[Begin Records for the task]

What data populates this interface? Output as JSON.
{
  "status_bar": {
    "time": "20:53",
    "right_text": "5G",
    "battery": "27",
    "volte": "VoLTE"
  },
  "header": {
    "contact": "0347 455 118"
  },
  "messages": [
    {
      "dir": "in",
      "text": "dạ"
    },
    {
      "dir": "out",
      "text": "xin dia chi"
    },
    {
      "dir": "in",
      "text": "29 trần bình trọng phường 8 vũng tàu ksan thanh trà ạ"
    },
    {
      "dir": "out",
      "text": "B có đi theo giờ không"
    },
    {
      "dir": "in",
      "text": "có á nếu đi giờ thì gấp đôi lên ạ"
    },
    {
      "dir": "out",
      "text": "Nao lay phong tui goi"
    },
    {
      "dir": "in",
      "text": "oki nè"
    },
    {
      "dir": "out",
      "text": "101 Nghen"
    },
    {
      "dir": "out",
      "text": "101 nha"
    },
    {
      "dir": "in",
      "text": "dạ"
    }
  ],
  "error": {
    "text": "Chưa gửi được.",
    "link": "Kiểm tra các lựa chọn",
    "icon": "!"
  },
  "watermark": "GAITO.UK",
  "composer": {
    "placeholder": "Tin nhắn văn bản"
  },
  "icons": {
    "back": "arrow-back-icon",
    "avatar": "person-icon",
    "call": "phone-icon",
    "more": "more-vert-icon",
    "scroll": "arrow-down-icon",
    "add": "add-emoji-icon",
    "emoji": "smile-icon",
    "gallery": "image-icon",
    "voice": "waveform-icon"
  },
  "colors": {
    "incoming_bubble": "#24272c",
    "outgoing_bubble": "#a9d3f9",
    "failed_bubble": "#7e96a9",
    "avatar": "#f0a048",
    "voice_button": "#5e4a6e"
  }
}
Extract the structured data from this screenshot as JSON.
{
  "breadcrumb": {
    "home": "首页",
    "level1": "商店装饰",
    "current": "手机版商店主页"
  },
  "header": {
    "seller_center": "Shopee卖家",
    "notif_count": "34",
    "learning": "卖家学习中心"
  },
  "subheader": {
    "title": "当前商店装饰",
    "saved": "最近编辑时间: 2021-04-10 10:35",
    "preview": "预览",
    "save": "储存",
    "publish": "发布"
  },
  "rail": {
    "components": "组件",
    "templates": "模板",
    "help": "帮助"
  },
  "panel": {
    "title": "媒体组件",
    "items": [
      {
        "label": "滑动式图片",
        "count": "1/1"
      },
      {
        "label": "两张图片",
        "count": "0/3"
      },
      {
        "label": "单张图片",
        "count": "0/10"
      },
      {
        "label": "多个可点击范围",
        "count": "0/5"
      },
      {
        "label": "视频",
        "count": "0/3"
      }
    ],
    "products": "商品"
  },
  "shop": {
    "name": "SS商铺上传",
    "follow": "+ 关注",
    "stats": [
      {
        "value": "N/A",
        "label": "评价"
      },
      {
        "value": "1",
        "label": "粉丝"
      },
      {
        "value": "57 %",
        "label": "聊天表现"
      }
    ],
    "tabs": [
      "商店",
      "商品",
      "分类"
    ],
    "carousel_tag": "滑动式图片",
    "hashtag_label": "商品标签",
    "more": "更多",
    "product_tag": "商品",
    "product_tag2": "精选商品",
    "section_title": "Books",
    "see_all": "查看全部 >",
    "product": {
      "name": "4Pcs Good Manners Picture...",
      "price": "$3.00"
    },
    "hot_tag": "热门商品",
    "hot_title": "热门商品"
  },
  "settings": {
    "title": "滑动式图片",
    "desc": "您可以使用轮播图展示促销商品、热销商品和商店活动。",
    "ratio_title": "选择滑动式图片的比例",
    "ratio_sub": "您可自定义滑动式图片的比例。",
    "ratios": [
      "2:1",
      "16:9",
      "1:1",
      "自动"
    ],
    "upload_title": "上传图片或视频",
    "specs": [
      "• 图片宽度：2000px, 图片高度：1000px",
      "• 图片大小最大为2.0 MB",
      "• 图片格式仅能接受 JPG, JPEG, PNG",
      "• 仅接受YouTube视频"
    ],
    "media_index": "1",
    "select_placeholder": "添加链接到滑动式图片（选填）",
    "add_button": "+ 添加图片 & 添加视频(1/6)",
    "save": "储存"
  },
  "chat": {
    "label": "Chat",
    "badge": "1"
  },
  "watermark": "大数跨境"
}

[End Records for the task]

## The request
From the data above, pick out each line containing "arrow" and copy it.

## Exercise result
    "back": "arrow-back-icon",
    "scroll": "arrow-down-icon",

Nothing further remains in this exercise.